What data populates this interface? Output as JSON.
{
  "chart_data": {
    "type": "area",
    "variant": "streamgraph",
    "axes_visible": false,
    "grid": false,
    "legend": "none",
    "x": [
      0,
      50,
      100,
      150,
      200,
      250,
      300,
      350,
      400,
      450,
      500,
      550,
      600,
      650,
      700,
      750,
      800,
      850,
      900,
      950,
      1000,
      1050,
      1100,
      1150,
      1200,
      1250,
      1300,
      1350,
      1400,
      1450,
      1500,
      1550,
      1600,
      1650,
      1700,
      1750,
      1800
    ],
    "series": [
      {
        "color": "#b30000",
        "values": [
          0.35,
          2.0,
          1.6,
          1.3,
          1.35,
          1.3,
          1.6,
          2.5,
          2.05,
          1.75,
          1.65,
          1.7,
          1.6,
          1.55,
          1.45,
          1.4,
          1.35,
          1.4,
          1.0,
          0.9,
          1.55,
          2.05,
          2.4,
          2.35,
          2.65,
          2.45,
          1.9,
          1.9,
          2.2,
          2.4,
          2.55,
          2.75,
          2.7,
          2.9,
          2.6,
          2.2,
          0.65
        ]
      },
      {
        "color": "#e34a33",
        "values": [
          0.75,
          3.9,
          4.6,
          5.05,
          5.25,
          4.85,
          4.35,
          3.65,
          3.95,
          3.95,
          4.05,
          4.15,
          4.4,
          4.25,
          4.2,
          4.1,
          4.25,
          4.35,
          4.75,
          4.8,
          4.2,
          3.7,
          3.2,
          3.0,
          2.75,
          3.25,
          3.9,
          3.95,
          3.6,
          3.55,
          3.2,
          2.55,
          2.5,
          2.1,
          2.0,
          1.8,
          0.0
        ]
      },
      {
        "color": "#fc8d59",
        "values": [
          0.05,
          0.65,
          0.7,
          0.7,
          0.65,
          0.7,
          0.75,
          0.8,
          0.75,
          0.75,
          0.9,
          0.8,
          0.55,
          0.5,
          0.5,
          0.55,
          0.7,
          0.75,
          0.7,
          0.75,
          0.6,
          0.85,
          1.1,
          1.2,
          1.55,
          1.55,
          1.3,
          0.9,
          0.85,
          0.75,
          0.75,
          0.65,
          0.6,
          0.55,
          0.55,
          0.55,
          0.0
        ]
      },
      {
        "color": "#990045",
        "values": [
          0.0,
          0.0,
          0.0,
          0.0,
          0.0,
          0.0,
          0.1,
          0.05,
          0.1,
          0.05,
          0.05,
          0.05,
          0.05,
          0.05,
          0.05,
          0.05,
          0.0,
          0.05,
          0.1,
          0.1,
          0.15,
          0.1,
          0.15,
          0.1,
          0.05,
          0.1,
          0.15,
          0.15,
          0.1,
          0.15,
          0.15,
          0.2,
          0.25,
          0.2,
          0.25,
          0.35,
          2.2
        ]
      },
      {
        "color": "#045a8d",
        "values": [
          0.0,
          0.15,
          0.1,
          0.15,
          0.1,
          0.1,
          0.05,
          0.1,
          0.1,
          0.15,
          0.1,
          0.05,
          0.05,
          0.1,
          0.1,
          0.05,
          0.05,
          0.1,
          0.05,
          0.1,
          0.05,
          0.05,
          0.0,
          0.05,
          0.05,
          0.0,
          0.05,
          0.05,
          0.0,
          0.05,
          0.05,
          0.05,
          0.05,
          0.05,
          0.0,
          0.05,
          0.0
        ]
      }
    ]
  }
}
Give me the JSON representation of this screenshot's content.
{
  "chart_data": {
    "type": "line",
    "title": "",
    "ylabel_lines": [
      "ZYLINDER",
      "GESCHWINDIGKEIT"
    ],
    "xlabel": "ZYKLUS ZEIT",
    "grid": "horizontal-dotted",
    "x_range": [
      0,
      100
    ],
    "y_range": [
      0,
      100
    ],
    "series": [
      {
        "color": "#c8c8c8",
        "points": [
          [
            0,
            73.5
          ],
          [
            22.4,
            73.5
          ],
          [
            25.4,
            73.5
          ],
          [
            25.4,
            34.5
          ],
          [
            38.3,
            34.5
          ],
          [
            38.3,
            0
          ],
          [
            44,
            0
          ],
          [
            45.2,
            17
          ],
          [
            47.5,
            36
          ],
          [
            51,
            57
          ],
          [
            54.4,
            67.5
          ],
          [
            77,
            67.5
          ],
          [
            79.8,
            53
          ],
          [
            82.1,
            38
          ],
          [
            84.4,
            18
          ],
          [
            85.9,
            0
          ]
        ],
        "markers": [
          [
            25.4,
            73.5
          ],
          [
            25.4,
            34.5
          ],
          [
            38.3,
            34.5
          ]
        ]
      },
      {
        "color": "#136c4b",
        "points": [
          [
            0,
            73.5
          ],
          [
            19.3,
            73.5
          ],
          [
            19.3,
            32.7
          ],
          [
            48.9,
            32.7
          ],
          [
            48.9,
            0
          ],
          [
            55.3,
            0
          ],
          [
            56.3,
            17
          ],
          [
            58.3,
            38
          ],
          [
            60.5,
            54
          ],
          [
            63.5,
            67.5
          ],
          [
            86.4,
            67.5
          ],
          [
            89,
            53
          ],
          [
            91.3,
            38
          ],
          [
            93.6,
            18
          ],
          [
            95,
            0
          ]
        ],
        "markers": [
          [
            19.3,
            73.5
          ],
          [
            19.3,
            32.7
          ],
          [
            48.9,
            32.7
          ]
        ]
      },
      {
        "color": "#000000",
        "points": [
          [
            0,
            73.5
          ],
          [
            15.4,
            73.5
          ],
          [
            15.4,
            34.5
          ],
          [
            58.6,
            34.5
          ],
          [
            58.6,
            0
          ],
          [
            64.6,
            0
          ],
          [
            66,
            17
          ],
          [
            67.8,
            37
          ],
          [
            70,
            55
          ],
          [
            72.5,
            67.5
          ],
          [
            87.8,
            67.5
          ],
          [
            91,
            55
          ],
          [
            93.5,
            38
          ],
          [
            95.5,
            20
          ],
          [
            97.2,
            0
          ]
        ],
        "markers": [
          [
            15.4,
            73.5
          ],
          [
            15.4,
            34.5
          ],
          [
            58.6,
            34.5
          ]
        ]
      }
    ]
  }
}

● **PROBLEM TO WORK ON**: Quote all of the entries verbatim.

● **CORRECT RESULT**:
What data populates this interface? Output as JSON.
{
  "chart_data": {
    "type": "area",
    "variant": "streamgraph",
    "axes_visible": false,
    "grid": false,
    "legend": "none",
    "x": [
      0,
      50,
      100,
      150,
      200,
      250,
      300,
      350,
      400,
      450,
      500,
      550,
      600,
      650,
      700,
      750,
      800,
      850,
      900,
      950,
      1000,
      1050,
      1100,
      1150,
      1200,
      1250,
      1300,
      1350,
      1400,
      1450,
      1500,
      1550,
      1600,
      1650,
      1700,
      1750,
      1800
    ],
    "series": [
      {
        "color": "#b30000",
        "values": [
          0.35,
          2.0,
          1.6,
          1.3,
          1.35,
          1.3,
          1.6,
          2.5,
          2.05,
          1.75,
          1.65,
          1.7,
          1.6,
          1.55,
          1.45,
          1.4,
          1.35,
          1.4,
          1.0,
          0.9,
          1.55,
          2.05,
          2.4,
          2.35,
          2.65,
          2.45,
          1.9,
          1.9,
          2.2,
          2.4,
          2.55,
          2.75,
          2.7,
          2.9,
          2.6,
          2.2,
          0.65
        ]
      },
      {
        "color": "#e34a33",
        "values": [
          0.75,
          3.9,
          4.6,
          5.05,
          5.25,
          4.85,
          4.35,
          3.65,
          3.95,
          3.95,
          4.05,
          4.15,
          4.4,
          4.25,
          4.2,
          4.1,
          4.25,
          4.35,
          4.75,
          4.8,
          4.2,
          3.7,
          3.2,
          3.0,
          2.75,
          3.25,
          3.9,
          3.95,
          3.6,
          3.55,
          3.2,
          2.55,
          2.5,
          2.1,
          2.0,
          1.8,
          0.0
        ]
      },
      {
        "color": "#fc8d59",
        "values": [
          0.05,
          0.65,
          0.7,
          0.7,
          0.65,
          0.7,
          0.75,
          0.8,
          0.75,
          0.75,
          0.9,
          0.8,
          0.55,
          0.5,
          0.5,
          0.55,
          0.7,
          0.75,
          0.7,
          0.75,
          0.6,
          0.85,
          1.1,
          1.2,
          1.55,
          1.55,
          1.3,
          0.9,
          0.85,
          0.75,
          0.75,
          0.65,
          0.6,
          0.55,
          0.55,
          0.55,
          0.0
        ]
      },
      {
        "color": "#990045",
        "values": [
          0.0,
          0.0,
          0.0,
          0.0,
          0.0,
          0.0,
          0.1,
          0.05,
          0.1,
          0.05,
          0.05,
          0.05,
          0.05,
          0.05,
          0.05,
          0.05,
          0.0,
          0.05,
          0.1,
          0.1,
          0.15,
          0.1,
          0.15,
          0.1,
          0.05,
          0.1,
          0.15,
          0.15,
          0.1,
          0.15,
          0.15,
          0.2,
          0.25,
          0.2,
          0.25,
          0.35,
          2.2
        ]
      },
      {
        "color": "#045a8d",
        "values": [
          0.0,
          0.15,
          0.1,
          0.15,
          0.1,
          0.1,
          0.05,
          0.1,
          0.1,
          0.15,
          0.1,
          0.05,
          0.05,
          0.1,
          0.1,
          0.05,
          0.05,
          0.1,
          0.05,
          0.1,
          0.05,
          0.05,
          0.0,
          0.05,
          0.05,
          0.0,
          0.05,
          0.05,
          0.0,
          0.05,
          0.05,
          0.05,
          0.05,
          0.05,
          0.0,
          0.05,
          0.0
        ]
      }
    ]
  }
}
Give me the JSON representation of this screenshot's content.
{
  "chart_data": {
    "type": "line",
    "title": "",
    "ylabel_lines": [
      "ZYLINDER",
      "GESCHWINDIGKEIT"
    ],
    "xlabel": "ZYKLUS ZEIT",
    "grid": "horizontal-dotted",
    "x_range": [
      0,
      100
    ],
    "y_range": [
      0,
      100
    ],
    "series": [
      {
        "color": "#c8c8c8",
        "points": [
          [
            0,
            73.5
          ],
          [
            22.4,
            73.5
          ],
          [
            25.4,
            73.5
          ],
          [
            25.4,
            34.5
          ],
          [
            38.3,
            34.5
          ],
          [
            38.3,
            0
          ],
          [
            44,
            0
          ],
          [
            45.2,
            17
          ],
          [
            47.5,
            36
          ],
          [
            51,
            57
          ],
          [
            54.4,
            67.5
          ],
          [
            77,
            67.5
          ],
          [
            79.8,
            53
          ],
          [
            82.1,
            38
          ],
          [
            84.4,
            18
          ],
          [
            85.9,
            0
          ]
        ],
        "markers": [
          [
            25.4,
            73.5
          ],
          [
            25.4,
            34.5
          ],
          [
            38.3,
            34.5
          ]
        ]
      },
      {
        "color": "#136c4b",
        "points": [
          [
            0,
            73.5
          ],
          [
            19.3,
            73.5
          ],
          [
            19.3,
            32.7
          ],
          [
            48.9,
            32.7
          ],
          [
            48.9,
            0
          ],
          [
            55.3,
            0
          ],
          [
            56.3,
            17
          ],
          [
            58.3,
            38
          ],
          [
            60.5,
            54
          ],
          [
            63.5,
            67.5
          ],
          [
            86.4,
            67.5
          ],
          [
            89,
            53
          ],
          [
            91.3,
            38
          ],
          [
            93.6,
            18
          ],
          [
            95,
            0
          ]
        ],
        "markers": [
          [
            19.3,
            73.5
          ],
          [
            19.3,
            32.7
          ],
          [
            48.9,
            32.7
          ]
        ]
      },
      {
        "color": "#000000",
        "points": [
          [
            0,
            73.5
          ],
          [
            15.4,
            73.5
          ],
          [
            15.4,
            34.5
          ],
          [
            58.6,
            34.5
          ],
          [
            58.6,
            0
          ],
          [
            64.6,
            0
          ],
          [
            66,
            17
          ],
          [
            67.8,
            37
          ],
          [
            70,
            55
          ],
          [
            72.5,
            67.5
          ],
          [
            87.8,
            67.5
          ],
          [
            91,
            55
          ],
          [
            93.5,
            38
          ],
          [
            95.5,
            20
          ],
          [
            97.2,
            0
          ]
        ],
        "markers": [
          [
            15.4,
            73.5
          ],
          [
            15.4,
            34.5
          ],
          [
            58.6,
            34.5
          ]
        ]
      }
    ]
  }
}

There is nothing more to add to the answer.